> KURZAUFTRAG
Schreiben Sie aus dem Auszug mit den Buchtipps alles von „Ist es da nicht“ bis hinunter zu „besser zu verstehen.“ wortgetreu ab.
──────── AUSGEWÄHLTER AUSZUG
Ist es da nicht geradezu lachhaft, all den Problemen in Buchstabengröße zu begegnen? Zu lesen, während anderswo Tumult und Tod toben? „Lesen Sie gefälligst!“, raunzte einst der Schriftsteller Peter Handke. Drei Kurztipps für Bücher, die helfen können, das kommende Jahr besser zu verstehen. 

Christopher Clark: Frühling der Revolution. DVA

Der australische Historiker Christopher Clark schreibt über Geschichte so, als sei diese die Ouvertüre zu etwas Größerem. Der Frühling des Jahres 1848, als sich aus dem Nichts in zahllosen europäischen Städten gewaltige Menschenmengen versammelten, um gegen die politische Ordnung zu demonstrieren? Clark erweckt in seinem 1000-Seiten-Opus „Frühling der Revolution“ nicht allein die Revolutionen anno 1848 zu neuem Leben – er beschreibt, wie der Wunsch nach politischem Wandel bis zum heutigen Tag vieles zum Guten und nicht weniges zum Schlechten verändert hat. „Warum sollten wir uns also heute die Mühe machen, uns mit den Ereignissen von 1848 zu befassen?“, fragt Clark, der im O-Ton mit Kollegin Edith Meinhart in profil-Jahresausgabe zu erleben ist, in seinem Buch. Weil jede Antwort auf Clarks Frage Konsequenzen über die Epoche hinaus hat.
────────────────
──────── AUFLISTUNG
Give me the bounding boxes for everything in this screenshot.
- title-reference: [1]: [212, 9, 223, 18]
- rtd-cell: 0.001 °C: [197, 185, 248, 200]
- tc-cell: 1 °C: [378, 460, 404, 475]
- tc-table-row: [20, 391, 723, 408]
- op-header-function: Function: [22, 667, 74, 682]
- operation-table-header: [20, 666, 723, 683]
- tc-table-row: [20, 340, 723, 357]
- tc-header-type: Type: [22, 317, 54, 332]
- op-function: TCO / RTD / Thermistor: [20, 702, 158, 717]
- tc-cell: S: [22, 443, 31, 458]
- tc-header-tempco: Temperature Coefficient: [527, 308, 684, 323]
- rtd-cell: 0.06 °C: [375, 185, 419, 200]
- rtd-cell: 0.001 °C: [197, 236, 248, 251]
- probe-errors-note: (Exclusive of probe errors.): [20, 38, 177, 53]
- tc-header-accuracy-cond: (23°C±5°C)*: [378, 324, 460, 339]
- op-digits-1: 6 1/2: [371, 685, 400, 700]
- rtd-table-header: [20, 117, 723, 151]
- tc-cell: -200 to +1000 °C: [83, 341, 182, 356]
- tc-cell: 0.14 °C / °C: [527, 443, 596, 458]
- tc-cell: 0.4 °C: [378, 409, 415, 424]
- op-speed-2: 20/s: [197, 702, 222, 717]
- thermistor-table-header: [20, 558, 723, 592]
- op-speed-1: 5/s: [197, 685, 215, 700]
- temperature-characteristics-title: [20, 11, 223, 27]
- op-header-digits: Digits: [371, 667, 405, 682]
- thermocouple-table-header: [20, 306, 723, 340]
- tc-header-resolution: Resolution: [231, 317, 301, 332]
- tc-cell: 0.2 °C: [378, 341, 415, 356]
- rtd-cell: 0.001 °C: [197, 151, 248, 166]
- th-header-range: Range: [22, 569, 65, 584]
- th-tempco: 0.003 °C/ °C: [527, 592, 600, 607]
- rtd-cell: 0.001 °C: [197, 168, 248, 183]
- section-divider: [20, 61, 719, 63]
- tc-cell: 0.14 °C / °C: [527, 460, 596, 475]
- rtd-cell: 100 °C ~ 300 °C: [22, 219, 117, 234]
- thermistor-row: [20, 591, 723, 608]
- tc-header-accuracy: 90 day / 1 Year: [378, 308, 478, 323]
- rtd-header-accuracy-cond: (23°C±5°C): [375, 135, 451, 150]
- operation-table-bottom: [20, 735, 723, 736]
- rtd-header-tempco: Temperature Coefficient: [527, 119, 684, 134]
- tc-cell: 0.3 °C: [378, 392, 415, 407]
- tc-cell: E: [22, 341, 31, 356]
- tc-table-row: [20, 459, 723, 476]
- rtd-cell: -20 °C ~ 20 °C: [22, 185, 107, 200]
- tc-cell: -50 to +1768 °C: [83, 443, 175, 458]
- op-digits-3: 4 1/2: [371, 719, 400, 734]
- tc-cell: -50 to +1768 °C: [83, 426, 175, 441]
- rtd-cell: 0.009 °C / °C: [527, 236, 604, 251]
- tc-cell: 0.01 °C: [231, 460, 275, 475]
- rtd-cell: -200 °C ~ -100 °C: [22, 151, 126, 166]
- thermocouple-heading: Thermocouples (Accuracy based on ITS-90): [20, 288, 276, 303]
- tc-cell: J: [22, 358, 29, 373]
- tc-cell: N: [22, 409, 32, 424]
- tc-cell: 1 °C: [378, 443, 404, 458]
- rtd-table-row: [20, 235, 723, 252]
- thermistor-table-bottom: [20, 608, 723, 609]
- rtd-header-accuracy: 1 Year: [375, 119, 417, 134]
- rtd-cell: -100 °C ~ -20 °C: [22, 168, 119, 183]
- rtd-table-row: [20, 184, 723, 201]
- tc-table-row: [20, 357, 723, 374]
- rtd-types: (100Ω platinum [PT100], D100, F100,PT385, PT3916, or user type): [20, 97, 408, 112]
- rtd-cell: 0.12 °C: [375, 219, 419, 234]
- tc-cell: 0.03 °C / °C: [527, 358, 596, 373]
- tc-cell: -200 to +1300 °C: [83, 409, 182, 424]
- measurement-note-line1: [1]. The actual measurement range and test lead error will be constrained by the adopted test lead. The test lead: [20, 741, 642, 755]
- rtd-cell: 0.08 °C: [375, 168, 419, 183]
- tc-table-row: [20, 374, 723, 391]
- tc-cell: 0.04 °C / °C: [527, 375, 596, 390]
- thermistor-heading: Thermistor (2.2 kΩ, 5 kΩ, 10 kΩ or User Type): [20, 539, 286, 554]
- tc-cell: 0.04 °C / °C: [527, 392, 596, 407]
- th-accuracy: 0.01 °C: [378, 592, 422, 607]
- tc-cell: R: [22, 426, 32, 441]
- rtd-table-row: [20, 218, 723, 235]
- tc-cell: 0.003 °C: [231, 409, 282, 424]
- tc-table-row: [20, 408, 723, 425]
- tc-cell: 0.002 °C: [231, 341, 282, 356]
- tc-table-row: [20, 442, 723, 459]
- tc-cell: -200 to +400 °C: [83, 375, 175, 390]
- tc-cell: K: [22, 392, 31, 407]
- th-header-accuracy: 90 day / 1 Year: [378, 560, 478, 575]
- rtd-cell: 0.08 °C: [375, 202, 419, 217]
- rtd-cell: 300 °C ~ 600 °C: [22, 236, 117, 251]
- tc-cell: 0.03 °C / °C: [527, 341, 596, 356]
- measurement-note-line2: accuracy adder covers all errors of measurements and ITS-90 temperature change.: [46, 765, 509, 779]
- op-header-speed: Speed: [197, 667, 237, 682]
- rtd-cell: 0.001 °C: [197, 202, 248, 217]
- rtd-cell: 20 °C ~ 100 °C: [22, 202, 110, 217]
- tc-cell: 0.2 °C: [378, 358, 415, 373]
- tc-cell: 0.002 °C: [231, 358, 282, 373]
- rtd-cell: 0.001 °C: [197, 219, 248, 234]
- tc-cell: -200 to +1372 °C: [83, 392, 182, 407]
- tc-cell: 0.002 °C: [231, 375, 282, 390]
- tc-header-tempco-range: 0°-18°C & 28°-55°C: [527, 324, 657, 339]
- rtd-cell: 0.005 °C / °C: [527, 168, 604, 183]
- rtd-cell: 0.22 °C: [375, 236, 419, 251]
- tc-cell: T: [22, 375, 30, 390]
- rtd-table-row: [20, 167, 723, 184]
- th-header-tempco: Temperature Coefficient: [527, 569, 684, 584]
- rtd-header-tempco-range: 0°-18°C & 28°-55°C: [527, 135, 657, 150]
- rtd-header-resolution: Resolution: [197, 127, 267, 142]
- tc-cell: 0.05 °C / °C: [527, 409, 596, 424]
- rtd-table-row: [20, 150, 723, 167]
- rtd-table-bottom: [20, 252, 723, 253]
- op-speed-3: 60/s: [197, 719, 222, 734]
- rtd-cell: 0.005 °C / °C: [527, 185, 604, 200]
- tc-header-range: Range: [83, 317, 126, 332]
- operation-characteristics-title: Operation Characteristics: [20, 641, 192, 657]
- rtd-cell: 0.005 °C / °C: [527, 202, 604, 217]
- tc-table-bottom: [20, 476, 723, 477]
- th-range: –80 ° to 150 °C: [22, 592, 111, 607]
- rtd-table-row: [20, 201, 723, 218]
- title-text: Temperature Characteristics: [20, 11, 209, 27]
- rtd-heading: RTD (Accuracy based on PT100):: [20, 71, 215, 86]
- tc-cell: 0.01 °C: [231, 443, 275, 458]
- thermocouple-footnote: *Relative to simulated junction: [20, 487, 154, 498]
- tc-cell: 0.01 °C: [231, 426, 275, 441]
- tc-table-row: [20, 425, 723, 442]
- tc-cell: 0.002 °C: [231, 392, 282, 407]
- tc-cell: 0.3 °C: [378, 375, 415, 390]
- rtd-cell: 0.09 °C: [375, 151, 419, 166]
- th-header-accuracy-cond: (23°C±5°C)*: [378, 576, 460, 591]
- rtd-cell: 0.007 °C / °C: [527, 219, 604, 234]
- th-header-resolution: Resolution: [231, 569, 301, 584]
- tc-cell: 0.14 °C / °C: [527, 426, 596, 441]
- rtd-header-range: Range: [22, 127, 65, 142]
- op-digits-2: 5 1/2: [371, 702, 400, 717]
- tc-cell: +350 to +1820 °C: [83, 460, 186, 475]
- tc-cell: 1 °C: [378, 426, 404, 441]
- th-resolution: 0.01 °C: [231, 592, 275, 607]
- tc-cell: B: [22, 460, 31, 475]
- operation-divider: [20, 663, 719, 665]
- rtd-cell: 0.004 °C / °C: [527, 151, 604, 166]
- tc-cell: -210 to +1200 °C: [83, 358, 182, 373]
────────────────
> LÖSUNG
Ist es da nicht geradezu lachhaft, all den Problemen in Buchstabengröße zu begegnen? Zu lesen, während anderswo Tumult und Tod toben? „Lesen Sie gefälligst!“, raunzte einst der Schriftsteller Peter Handke. Drei Kurztipps für Bücher, die helfen können, das kommende Jahr besser zu verstehen.